[Source material — start]
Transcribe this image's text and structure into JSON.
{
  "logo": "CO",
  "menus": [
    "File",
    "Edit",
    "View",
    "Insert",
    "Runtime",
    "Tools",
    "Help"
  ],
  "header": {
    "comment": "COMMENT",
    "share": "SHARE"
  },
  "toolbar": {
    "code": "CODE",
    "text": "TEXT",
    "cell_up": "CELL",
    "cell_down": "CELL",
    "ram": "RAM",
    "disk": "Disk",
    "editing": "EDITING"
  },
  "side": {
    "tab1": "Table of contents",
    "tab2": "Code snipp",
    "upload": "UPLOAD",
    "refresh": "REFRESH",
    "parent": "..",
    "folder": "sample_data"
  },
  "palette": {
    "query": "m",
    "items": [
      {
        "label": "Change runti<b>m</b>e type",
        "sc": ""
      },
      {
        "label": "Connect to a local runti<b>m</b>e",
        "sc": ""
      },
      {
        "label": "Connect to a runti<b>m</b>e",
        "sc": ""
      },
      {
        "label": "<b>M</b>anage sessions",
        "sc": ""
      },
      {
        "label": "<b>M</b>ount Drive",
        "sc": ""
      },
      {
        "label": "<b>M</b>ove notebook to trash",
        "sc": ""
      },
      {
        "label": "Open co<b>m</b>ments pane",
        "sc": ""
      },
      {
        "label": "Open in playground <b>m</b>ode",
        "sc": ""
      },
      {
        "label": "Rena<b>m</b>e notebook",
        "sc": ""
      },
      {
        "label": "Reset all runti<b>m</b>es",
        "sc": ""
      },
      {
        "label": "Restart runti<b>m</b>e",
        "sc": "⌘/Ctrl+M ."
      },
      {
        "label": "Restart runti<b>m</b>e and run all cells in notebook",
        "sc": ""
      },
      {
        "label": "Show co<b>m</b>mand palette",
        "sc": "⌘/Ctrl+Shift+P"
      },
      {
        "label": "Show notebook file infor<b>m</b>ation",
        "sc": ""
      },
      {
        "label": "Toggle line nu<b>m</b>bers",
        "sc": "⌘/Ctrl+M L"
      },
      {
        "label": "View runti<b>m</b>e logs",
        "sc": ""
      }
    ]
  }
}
[Source material — finish]
[Aim of the exercise] Retype the records in full. Keep every line identical to the original.

[Written response]
Transcribe this image's text and structure into JSON.
{
  "logo": "CO",
  "menus": [
    "File",
    "Edit",
    "View",
    "Insert",
    "Runtime",
    "Tools",
    "Help"
  ],
  "header": {
    "comment": "COMMENT",
    "share": "SHARE"
  },
  "toolbar": {
    "code": "CODE",
    "text": "TEXT",
    "cell_up": "CELL",
    "cell_down": "CELL",
    "ram": "RAM",
    "disk": "Disk",
    "editing": "EDITING"
  },
  "side": {
    "tab1": "Table of contents",
    "tab2": "Code snipp",
    "upload": "UPLOAD",
    "refresh": "REFRESH",
    "parent": "..",
    "folder": "sample_data"
  },
  "palette": {
    "query": "m",
    "items": [
      {
        "label": "Change runti<b>m</b>e type",
        "sc": ""
      },
      {
        "label": "Connect to a local runti<b>m</b>e",
        "sc": ""
      },
      {
        "label": "Connect to a runti<b>m</b>e",
        "sc": ""
      },
      {
        "label": "<b>M</b>anage sessions",
        "sc": ""
      },
      {
        "label": "<b>M</b>ount Drive",
        "sc": ""
      },
      {
        "label": "<b>M</b>ove notebook to trash",
        "sc": ""
      },
      {
        "label": "Open co<b>m</b>ments pane",
        "sc": ""
      },
      {
        "label": "Open in playground <b>m</b>ode",
        "sc": ""
      },
      {
        "label": "Rena<b>m</b>e notebook",
        "sc": ""
      },
      {
        "label": "Reset all runti<b>m</b>es",
        "sc": ""
      },
      {
        "label": "Restart runti<b>m</b>e",
        "sc": "⌘/Ctrl+M ."
      },
      {
        "label": "Restart runti<b>m</b>e and run all cells in notebook",
        "sc": ""
      },
      {
        "label": "Show co<b>m</b>mand palette",
        "sc": "⌘/Ctrl+Shift+P"
      },
      {
        "label": "Show notebook file infor<b>m</b>ation",
        "sc": ""
      },
      {
        "label": "Toggle line nu<b>m</b>bers",
        "sc": "⌘/Ctrl+M L"
      },
      {
        "label": "View runti<b>m</b>e logs",
        "sc": ""
      }
    ]
  }
}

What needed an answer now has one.